## Directions
Would you return the complete listing below word for word?

Stored entries:
+ + + + + + +
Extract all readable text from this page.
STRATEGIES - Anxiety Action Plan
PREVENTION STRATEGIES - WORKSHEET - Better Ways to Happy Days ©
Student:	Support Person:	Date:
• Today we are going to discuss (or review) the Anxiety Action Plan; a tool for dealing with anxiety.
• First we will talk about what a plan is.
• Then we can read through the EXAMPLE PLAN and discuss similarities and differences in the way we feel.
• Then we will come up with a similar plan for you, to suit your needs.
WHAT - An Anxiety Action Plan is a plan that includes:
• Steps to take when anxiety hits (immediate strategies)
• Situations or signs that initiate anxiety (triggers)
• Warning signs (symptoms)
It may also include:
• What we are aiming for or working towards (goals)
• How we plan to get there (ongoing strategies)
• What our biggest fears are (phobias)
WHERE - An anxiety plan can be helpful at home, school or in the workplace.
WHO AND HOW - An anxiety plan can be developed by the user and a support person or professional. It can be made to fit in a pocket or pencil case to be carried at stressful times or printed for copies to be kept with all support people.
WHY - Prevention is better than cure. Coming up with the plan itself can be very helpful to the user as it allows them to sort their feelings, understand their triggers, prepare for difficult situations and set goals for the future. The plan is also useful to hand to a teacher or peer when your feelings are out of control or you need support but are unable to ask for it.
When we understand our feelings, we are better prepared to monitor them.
+ + + + + + +
## Exercise result
Extract all readable text from this page.
STRATEGIES - Anxiety Action Plan
PREVENTION STRATEGIES - WORKSHEET - Better Ways to Happy Days ©
Student:	Support Person:	Date:
• Today we are going to discuss (or review) the Anxiety Action Plan; a tool for dealing with anxiety.
• First we will talk about what a plan is.
• Then we can read through the EXAMPLE PLAN and discuss similarities and differences in the way we feel.
• Then we will come up with a similar plan for you, to suit your needs.
WHAT - An Anxiety Action Plan is a plan that includes:
• Steps to take when anxiety hits (immediate strategies)
• Situations or signs that initiate anxiety (triggers)
• Warning signs (symptoms)
It may also include:
• What we are aiming for or working towards (goals)
• How we plan to get there (ongoing strategies)
• What our biggest fears are (phobias)
WHERE - An anxiety plan can be helpful at home, school or in the workplace.
WHO AND HOW - An anxiety plan can be developed by the user and a support person or professional. It can be made to fit in a pocket or pencil case to be carried at stressful times or printed for copies to be kept with all support people.
WHY - Prevention is better than cure. Coming up with the plan itself can be very helpful to the user as it allows them to sort their feelings, understand their triggers, prepare for difficult situations and set goals for the future. The plan is also useful to hand to a teacher or peer when your feelings are out of control or you need support but are unable to ask for it.
When we understand our feelings, we are better prepared to monitor them.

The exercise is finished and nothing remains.